## GIVEN INSTRUCTION
Which lines in the records below contain the word "Ramiro"? Copy each one out.

##### THE RECORDS

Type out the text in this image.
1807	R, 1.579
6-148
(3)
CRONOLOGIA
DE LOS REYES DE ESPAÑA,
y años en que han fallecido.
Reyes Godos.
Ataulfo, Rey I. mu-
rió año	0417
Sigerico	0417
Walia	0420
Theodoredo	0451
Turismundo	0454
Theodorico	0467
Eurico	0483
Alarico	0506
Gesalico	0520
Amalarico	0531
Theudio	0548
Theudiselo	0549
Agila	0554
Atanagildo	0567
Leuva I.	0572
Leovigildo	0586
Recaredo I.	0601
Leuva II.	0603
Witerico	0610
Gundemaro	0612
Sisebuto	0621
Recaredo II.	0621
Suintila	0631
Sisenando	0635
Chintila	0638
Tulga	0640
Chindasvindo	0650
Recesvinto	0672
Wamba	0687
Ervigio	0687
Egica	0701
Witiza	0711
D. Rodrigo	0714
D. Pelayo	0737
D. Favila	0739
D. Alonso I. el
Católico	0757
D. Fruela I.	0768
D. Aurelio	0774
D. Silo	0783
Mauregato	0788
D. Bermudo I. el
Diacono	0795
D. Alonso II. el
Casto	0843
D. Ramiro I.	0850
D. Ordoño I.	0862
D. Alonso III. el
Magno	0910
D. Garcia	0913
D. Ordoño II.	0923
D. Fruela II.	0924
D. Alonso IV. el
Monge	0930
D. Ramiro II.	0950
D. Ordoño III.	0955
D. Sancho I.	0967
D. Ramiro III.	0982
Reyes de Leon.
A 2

##########

## CORRECT RESPONSE
D. Ramiro I.	0850
D. Ramiro II.	0950
D. Ramiro III.	0982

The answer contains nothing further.